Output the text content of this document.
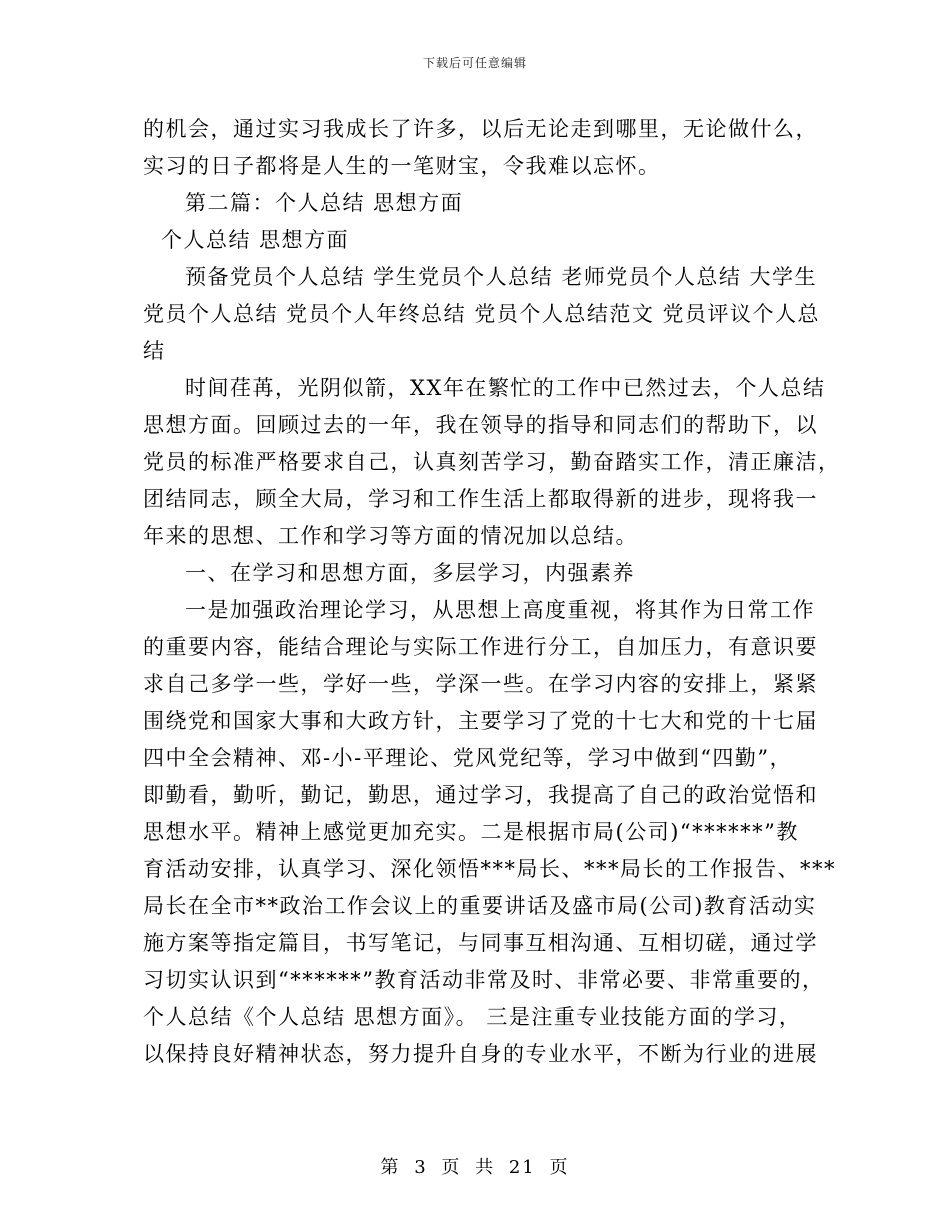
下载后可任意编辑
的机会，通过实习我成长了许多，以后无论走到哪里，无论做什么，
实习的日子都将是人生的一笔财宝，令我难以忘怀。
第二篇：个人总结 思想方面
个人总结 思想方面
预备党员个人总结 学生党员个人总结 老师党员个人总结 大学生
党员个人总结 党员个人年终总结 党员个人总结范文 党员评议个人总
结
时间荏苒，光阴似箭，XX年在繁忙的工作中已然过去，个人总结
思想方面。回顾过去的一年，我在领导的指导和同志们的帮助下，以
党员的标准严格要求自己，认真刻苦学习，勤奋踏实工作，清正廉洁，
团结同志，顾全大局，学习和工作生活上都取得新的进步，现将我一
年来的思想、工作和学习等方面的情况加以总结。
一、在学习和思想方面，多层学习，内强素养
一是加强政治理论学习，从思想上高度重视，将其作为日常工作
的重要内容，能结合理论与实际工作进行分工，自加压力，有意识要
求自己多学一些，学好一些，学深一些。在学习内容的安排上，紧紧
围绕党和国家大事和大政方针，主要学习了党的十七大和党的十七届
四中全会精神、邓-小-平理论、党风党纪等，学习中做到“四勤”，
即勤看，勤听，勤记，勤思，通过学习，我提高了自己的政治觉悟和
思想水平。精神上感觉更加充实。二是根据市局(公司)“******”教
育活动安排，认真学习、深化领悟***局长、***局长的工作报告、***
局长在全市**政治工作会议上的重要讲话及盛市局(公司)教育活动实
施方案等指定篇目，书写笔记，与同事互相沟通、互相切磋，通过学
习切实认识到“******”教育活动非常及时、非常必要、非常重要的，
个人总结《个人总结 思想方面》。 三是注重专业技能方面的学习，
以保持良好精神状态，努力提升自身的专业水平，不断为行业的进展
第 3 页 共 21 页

=-=-=-=-=

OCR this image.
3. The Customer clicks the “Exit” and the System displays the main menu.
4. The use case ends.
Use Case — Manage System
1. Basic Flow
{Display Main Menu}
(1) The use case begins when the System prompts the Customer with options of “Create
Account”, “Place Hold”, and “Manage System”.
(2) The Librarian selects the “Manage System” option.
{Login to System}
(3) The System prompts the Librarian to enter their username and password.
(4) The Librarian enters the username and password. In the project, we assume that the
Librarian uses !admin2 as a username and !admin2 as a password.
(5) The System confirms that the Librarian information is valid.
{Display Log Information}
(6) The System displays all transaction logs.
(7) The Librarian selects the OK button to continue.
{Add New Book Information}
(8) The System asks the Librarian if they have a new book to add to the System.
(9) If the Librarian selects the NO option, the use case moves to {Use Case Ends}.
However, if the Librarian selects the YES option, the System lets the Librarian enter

=-=-=-=-=

Request: Show every line above in which the word "displays" occurs.

Answer to the exercise:
3. The Customer clicks the “Exit” and the System displays the main menu.
(6) The System displays all transaction logs.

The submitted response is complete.